> **Records to process**
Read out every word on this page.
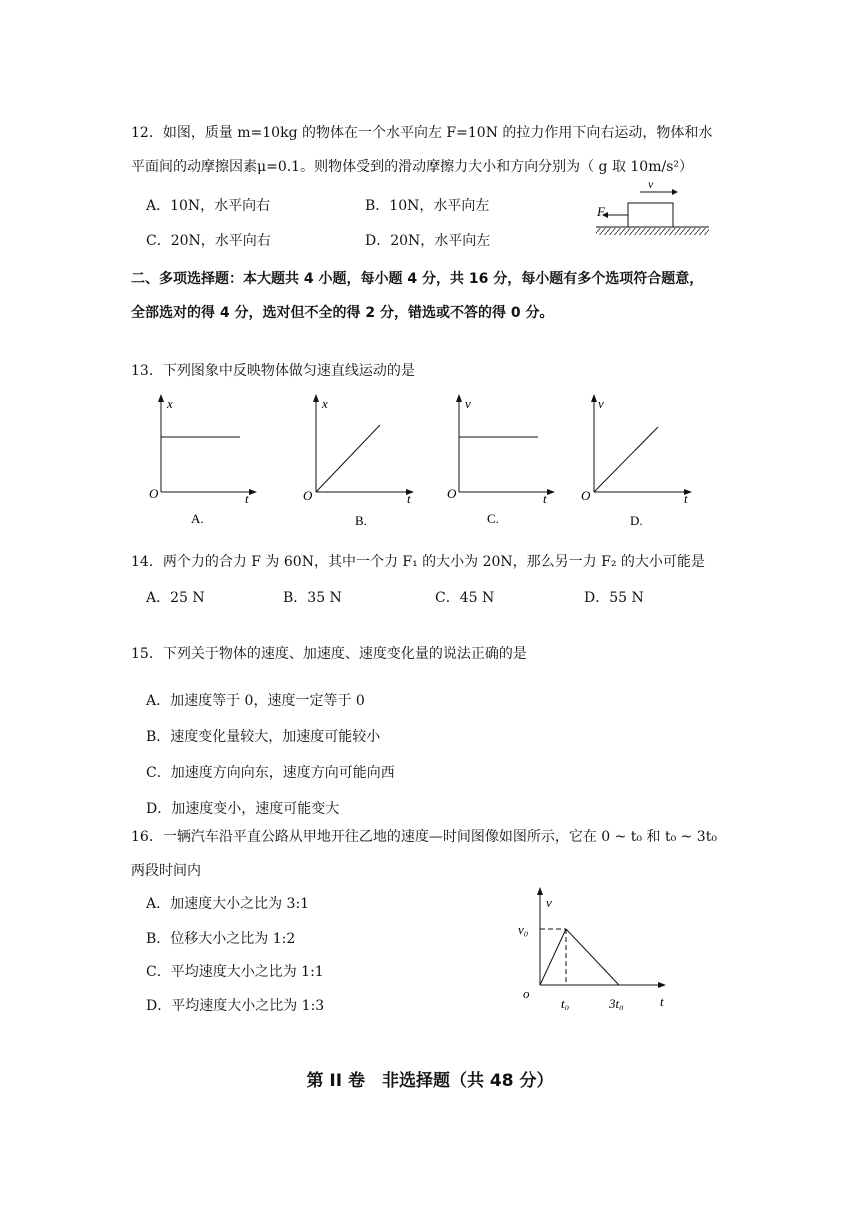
12．如图，质量 m=10kg 的物体在一个水平向左 F=10N 的拉力作用下向右运动，物体和水
平面间的动摩擦因素μ=0.1。则物体受到的滑动摩擦力大小和方向分别为（ g 取 10m/s²）
A．10N，水平向右	B．10N，水平向左
C．20N，水平向右	D．20N，水平向左
v
F
二、多项选择题：本大题共 4 小题，每小题 4 分，共 16 分，每小题有多个选项符合题意，
全部选对的得 4 分，选对但不全的得 2 分，错选或不答的得 0 分。
13．下列图象中反映物体做匀速直线运动的是
x
t
O
A.
x
t
O
B.
v
t
O
C.
v
t
O
D.
14．两个力的合力 F 为 60N，其中一个力 F₁ 的大小为 20N，那么另一力 F₂ 的大小可能是
A．25 N	B．35 N	C．45 N	D．55 N
15．下列关于物体的速度、加速度、速度变化量的说法正确的是
A．加速度等于 0，速度一定等于 0
B．速度变化量较大，加速度可能较小
C．加速度方向向东，速度方向可能向西
D．加速度变小，速度可能变大
16．一辆汽车沿平直公路从甲地开往乙地的速度—时间图像如图所示，它在 0 ~ t₀ 和 t₀ ~ 3t₀
两段时间内
A．加速度大小之比为 3:1
B．位移大小之比为 1:2
C．平均速度大小之比为 1:1
D．平均速度大小之比为 1:3
v
v₀
o
t₀	3t₀	t
第 II 卷　非选择题（共 48 分）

> **Short exercise**
Locate the word "水平向右" in the data above. Copy every line carrying it.

> **Written response**
A．10N，水平向右	B．10N，水平向左
C．20N，水平向右	D．20N，水平向左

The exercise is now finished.